» GIVEN RECORDS:
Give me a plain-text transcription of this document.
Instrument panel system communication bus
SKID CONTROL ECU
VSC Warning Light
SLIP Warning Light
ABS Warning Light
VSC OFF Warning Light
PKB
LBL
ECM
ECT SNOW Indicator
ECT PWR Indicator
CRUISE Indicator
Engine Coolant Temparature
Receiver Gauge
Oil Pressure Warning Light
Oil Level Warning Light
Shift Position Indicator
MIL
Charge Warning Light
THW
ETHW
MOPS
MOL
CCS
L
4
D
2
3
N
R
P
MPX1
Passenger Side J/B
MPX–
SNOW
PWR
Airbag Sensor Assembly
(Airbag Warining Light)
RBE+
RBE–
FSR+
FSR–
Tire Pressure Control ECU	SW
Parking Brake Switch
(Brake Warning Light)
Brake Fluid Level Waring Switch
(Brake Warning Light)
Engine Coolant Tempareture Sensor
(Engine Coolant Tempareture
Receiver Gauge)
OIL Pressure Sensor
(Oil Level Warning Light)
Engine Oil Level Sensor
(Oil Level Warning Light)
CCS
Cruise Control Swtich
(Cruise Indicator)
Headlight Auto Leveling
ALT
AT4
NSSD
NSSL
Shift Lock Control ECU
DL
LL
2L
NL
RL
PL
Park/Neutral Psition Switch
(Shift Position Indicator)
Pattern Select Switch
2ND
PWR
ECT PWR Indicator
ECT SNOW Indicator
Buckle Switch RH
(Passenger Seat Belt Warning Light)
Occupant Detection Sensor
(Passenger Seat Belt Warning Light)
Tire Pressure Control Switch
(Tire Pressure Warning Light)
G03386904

» EXERCISE INSTRUCTIONS: The answer must consist solely of the number of lines in the entries that contain the word "Pressure".

» RESPONSE: 5